Task requirements :: Beneath this sentence is a set of records; write each of them out exactly.

Data for the task ::
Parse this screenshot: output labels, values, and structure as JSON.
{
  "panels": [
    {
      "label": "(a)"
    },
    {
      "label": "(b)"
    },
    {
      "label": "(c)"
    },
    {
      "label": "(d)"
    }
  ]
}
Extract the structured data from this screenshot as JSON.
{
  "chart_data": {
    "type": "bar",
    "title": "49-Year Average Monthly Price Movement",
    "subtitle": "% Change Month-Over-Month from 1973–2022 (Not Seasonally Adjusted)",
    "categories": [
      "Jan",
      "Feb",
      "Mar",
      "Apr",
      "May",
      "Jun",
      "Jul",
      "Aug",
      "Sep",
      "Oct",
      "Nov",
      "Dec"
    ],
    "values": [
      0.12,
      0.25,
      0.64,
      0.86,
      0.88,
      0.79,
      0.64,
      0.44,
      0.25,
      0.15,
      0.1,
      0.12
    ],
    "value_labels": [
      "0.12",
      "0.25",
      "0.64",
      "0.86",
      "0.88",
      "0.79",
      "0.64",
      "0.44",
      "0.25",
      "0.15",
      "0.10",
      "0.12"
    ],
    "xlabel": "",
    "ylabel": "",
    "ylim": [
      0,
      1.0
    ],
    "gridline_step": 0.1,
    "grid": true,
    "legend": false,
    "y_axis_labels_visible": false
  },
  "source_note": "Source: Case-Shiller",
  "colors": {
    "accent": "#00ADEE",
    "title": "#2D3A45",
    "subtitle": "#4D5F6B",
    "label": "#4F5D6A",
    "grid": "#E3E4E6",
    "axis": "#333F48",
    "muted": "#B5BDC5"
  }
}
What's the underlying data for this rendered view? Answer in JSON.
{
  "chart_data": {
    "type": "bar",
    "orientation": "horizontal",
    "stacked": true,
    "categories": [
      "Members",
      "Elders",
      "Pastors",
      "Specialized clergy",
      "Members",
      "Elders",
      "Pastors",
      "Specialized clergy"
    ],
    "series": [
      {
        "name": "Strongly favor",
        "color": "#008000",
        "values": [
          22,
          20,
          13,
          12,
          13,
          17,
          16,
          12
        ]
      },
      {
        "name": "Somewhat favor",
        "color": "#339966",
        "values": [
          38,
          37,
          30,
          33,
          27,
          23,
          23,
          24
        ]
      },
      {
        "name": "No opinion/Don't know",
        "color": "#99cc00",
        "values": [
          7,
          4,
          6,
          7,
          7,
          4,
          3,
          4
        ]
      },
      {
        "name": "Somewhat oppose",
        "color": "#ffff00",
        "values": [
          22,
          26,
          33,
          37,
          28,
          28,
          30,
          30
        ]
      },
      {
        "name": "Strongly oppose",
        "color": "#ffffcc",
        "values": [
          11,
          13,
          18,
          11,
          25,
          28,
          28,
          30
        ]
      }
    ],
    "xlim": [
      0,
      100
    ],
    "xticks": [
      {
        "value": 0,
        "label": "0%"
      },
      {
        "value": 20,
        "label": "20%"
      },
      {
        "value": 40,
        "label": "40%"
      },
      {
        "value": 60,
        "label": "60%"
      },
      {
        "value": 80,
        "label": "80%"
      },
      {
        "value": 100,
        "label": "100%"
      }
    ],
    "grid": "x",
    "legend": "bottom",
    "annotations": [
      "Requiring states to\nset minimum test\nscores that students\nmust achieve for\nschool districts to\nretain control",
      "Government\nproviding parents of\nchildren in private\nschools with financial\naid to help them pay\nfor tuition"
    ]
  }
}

Final result ::
Parse this screenshot: output labels, values, and structure as JSON.
{
  "panels": [
    {
      "label": "(a)"
    },
    {
      "label": "(b)"
    },
    {
      "label": "(c)"
    },
    {
      "label": "(d)"
    }
  ]
}
Extract the structured data from this screenshot as JSON.
{
  "chart_data": {
    "type": "bar",
    "title": "49-Year Average Monthly Price Movement",
    "subtitle": "% Change Month-Over-Month from 1973–2022 (Not Seasonally Adjusted)",
    "categories": [
      "Jan",
      "Feb",
      "Mar",
      "Apr",
      "May",
      "Jun",
      "Jul",
      "Aug",
      "Sep",
      "Oct",
      "Nov",
      "Dec"
    ],
    "values": [
      0.12,
      0.25,
      0.64,
      0.86,
      0.88,
      0.79,
      0.64,
      0.44,
      0.25,
      0.15,
      0.1,
      0.12
    ],
    "value_labels": [
      "0.12",
      "0.25",
      "0.64",
      "0.86",
      "0.88",
      "0.79",
      "0.64",
      "0.44",
      "0.25",
      "0.15",
      "0.10",
      "0.12"
    ],
    "xlabel": "",
    "ylabel": "",
    "ylim": [
      0,
      1.0
    ],
    "gridline_step": 0.1,
    "grid": true,
    "legend": false,
    "y_axis_labels_visible": false
  },
  "source_note": "Source: Case-Shiller",
  "colors": {
    "accent": "#00ADEE",
    "title": "#2D3A45",
    "subtitle": "#4D5F6B",
    "label": "#4F5D6A",
    "grid": "#E3E4E6",
    "axis": "#333F48",
    "muted": "#B5BDC5"
  }
}
What's the underlying data for this rendered view? Answer in JSON.
{
  "chart_data": {
    "type": "bar",
    "orientation": "horizontal",
    "stacked": true,
    "categories": [
      "Members",
      "Elders",
      "Pastors",
      "Specialized clergy",
      "Members",
      "Elders",
      "Pastors",
      "Specialized clergy"
    ],
    "series": [
      {
        "name": "Strongly favor",
        "color": "#008000",
        "values": [
          22,
          20,
          13,
          12,
          13,
          17,
          16,
          12
        ]
      },
      {
        "name": "Somewhat favor",
        "color": "#339966",
        "values": [
          38,
          37,
          30,
          33,
          27,
          23,
          23,
          24
        ]
      },
      {
        "name": "No opinion/Don't know",
        "color": "#99cc00",
        "values": [
          7,
          4,
          6,
          7,
          7,
          4,
          3,
          4
        ]
      },
      {
        "name": "Somewhat oppose",
        "color": "#ffff00",
        "values": [
          22,
          26,
          33,
          37,
          28,
          28,
          30,
          30
        ]
      },
      {
        "name": "Strongly oppose",
        "color": "#ffffcc",
        "values": [
          11,
          13,
          18,
          11,
          25,
          28,
          28,
          30
        ]
      }
    ],
    "xlim": [
      0,
      100
    ],
    "xticks": [
      {
        "value": 0,
        "label": "0%"
      },
      {
        "value": 20,
        "label": "20%"
      },
      {
        "value": 40,
        "label": "40%"
      },
      {
        "value": 60,
        "label": "60%"
      },
      {
        "value": 80,
        "label": "80%"
      },
      {
        "value": 100,
        "label": "100%"
      }
    ],
    "grid": "x",
    "legend": "bottom",
    "annotations": [
      "Requiring states to\nset minimum test\nscores that students\nmust achieve for\nschool districts to\nretain control",
      "Government\nproviding parents of\nchildren in private\nschools with financial\naid to help them pay\nfor tuition"
    ]
  }
}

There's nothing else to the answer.